Instructions for the task: Copy each line below that contains "value".

(Records about charts and figures)
# # # # #

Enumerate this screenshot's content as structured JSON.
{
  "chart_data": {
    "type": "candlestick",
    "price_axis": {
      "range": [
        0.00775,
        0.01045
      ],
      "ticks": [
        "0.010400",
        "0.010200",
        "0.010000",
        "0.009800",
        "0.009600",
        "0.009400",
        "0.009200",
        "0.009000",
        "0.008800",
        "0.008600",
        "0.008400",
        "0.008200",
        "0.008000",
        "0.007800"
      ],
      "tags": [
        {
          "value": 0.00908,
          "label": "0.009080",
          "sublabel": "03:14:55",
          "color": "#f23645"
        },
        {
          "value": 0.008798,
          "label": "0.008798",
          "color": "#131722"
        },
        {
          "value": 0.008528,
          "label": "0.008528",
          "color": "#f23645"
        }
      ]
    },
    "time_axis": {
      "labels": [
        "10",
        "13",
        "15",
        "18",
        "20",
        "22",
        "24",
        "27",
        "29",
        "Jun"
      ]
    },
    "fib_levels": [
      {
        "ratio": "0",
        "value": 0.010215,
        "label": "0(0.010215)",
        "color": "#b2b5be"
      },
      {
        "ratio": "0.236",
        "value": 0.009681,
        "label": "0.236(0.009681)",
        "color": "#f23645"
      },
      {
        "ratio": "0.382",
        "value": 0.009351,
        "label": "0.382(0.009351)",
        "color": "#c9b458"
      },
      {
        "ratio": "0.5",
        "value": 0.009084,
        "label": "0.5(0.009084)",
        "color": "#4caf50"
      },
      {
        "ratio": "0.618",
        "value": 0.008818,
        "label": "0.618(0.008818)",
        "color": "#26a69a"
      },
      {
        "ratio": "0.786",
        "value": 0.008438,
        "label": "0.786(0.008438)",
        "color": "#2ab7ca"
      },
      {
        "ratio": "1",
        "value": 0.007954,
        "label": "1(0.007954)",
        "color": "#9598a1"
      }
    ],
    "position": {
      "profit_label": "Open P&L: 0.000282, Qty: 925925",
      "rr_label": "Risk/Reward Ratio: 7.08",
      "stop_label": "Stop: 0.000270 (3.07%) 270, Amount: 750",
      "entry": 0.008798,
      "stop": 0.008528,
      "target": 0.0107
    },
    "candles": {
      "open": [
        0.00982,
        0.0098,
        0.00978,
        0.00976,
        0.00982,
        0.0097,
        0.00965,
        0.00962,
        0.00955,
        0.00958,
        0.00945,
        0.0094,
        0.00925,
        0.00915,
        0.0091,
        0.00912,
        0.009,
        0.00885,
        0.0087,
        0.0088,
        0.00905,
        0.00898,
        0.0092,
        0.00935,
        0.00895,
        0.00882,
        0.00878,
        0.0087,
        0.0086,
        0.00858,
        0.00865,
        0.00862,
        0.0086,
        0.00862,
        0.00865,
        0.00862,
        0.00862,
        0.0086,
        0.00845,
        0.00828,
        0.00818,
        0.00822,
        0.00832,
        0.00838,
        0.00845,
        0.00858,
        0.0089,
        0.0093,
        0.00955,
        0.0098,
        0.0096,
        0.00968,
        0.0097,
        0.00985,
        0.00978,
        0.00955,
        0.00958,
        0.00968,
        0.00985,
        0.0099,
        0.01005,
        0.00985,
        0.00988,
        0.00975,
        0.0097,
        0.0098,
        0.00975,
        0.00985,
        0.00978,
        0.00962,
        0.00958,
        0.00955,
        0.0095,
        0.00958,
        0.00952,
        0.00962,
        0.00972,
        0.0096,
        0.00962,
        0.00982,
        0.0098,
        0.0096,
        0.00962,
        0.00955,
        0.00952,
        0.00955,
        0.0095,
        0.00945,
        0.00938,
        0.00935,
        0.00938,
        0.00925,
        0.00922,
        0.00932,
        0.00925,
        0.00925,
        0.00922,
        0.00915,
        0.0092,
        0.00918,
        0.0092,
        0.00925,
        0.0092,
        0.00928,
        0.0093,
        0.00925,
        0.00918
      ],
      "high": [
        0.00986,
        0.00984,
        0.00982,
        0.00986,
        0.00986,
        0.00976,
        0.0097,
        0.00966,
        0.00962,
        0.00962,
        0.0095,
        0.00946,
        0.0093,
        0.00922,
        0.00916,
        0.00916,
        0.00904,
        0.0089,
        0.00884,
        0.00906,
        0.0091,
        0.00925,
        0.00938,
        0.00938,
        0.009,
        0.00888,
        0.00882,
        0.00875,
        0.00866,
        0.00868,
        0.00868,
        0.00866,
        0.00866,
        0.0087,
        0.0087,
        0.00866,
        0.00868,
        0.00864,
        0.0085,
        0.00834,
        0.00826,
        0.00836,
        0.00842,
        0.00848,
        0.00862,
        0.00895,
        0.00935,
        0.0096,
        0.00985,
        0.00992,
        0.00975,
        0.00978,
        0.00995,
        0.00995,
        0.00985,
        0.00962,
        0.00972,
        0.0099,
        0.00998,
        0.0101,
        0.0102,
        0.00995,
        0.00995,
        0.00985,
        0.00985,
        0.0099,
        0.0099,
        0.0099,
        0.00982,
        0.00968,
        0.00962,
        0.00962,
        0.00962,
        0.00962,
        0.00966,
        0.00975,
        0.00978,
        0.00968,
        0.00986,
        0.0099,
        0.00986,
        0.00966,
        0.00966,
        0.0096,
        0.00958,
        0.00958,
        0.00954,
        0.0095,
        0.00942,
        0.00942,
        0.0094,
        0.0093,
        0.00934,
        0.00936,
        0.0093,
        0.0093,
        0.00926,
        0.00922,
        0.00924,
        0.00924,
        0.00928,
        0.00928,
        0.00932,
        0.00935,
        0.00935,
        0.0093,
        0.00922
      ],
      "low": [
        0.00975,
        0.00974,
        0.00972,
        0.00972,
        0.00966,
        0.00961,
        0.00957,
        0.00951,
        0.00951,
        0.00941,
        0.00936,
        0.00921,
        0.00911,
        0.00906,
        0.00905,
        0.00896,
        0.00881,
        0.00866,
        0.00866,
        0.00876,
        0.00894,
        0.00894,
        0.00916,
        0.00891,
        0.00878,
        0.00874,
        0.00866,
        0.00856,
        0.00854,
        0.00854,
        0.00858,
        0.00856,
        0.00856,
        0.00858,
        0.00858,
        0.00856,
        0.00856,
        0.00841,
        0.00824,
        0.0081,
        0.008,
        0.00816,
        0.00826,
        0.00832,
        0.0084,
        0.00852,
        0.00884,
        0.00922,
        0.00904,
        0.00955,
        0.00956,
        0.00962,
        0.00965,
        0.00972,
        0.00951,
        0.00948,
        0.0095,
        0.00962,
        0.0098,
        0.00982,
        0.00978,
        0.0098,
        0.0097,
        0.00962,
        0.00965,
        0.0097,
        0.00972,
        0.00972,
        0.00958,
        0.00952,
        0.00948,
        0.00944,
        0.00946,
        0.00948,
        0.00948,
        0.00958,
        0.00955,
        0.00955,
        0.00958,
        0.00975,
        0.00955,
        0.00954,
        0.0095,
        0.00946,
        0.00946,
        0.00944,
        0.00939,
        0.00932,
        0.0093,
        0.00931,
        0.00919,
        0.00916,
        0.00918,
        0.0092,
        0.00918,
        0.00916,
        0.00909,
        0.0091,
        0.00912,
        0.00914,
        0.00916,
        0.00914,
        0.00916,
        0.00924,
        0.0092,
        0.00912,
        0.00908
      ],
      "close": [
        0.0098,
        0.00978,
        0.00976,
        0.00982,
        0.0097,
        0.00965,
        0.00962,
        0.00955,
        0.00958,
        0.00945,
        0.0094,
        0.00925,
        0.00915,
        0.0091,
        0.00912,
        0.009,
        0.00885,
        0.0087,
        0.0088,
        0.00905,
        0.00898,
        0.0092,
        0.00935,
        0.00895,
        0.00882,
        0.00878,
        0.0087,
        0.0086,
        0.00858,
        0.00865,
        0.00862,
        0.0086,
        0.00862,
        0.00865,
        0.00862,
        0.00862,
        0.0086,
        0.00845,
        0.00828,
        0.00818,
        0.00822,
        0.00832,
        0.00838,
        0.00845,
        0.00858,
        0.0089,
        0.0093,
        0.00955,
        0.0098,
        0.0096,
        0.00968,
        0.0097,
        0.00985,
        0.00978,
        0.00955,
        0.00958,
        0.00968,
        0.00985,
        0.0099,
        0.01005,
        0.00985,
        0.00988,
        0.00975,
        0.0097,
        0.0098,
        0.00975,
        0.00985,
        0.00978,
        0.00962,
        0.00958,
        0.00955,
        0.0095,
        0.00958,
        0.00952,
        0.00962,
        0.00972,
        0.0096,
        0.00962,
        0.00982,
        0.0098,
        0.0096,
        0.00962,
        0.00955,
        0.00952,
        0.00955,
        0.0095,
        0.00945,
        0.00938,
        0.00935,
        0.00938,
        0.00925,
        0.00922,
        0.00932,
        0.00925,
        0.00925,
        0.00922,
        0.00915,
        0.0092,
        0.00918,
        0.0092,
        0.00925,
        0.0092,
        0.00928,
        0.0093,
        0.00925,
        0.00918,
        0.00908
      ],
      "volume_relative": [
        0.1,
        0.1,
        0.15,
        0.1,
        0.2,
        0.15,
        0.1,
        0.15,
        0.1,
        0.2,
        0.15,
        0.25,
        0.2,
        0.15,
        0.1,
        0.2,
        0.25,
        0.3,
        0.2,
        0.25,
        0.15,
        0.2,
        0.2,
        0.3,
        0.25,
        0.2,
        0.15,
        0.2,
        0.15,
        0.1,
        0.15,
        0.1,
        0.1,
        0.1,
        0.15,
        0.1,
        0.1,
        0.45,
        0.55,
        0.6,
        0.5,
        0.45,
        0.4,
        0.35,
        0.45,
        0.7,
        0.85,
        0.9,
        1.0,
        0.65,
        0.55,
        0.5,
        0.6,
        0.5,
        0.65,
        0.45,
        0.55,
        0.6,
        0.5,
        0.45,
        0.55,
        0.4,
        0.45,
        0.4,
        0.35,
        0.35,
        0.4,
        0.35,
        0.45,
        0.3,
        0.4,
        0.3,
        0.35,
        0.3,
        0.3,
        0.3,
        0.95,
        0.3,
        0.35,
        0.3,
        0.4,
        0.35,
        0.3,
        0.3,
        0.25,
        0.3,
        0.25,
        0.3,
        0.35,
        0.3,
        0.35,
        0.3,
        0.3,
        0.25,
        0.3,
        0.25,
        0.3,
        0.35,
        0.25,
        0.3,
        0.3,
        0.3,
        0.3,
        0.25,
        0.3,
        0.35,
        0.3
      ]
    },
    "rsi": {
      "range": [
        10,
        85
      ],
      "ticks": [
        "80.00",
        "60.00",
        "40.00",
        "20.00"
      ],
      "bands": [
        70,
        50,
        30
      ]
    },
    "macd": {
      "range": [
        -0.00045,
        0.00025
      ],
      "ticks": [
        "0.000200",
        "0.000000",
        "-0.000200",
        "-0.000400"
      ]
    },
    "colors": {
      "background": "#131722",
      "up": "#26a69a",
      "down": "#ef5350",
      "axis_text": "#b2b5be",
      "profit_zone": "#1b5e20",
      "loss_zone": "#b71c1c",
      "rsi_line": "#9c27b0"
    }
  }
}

# # # # #

Expected answer:
          "value": 0.00908,
          "value": 0.008798,
          "value": 0.008528,
        "value": 0.010215,
        "value": 0.009681,
        "value": 0.009351,
        "value": 0.009084,
        "value": 0.008818,
        "value": 0.008438,
        "value": 0.007954,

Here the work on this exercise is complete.